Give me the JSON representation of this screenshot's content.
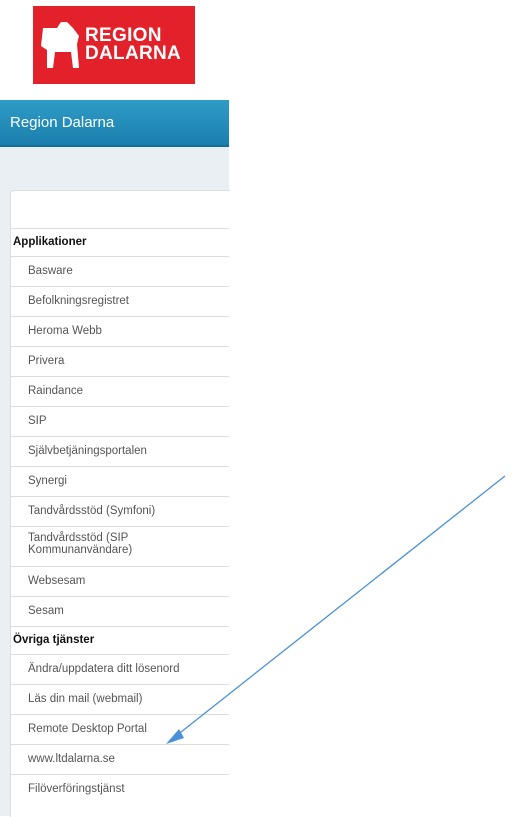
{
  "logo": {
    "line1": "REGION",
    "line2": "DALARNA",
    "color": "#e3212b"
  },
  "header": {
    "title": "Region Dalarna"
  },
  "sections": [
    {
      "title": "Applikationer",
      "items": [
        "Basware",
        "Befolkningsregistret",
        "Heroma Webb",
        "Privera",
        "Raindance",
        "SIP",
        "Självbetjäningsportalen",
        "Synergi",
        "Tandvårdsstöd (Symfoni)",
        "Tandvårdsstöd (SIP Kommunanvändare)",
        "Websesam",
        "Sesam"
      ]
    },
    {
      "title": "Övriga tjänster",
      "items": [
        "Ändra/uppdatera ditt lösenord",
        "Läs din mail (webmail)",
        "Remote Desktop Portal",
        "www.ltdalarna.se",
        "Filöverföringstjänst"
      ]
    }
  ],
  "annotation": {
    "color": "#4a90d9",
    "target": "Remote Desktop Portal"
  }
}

□ □ □ □

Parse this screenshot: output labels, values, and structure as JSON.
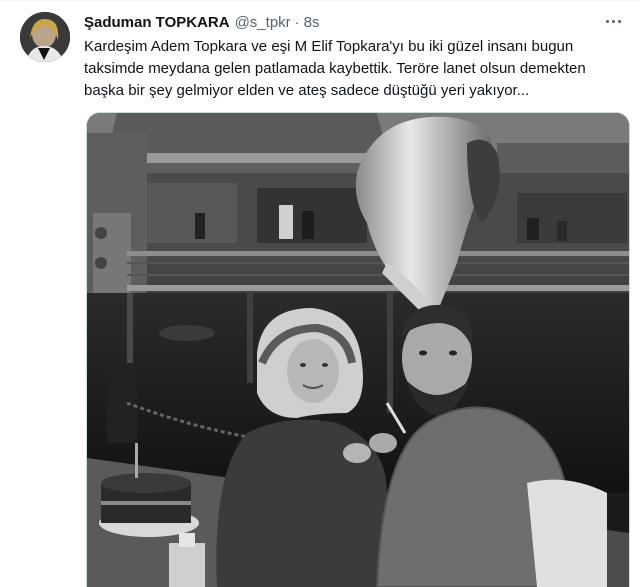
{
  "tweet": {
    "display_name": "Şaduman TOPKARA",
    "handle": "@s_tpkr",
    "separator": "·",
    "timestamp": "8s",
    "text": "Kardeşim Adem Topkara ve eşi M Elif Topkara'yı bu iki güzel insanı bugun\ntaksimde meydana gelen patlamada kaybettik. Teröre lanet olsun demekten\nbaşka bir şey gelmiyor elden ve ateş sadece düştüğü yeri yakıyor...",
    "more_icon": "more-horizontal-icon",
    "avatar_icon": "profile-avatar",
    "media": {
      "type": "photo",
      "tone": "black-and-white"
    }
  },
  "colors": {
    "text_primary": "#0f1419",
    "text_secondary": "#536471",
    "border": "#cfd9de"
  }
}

□ □ □ □

◆ **Written request**: Pick each line holding the word "this" out of the listing.

◆ **Exercise solution**:
Give me the JSON representation of this screenshot's content.
Parse this screenshot: output labels, values, and structure as JSON.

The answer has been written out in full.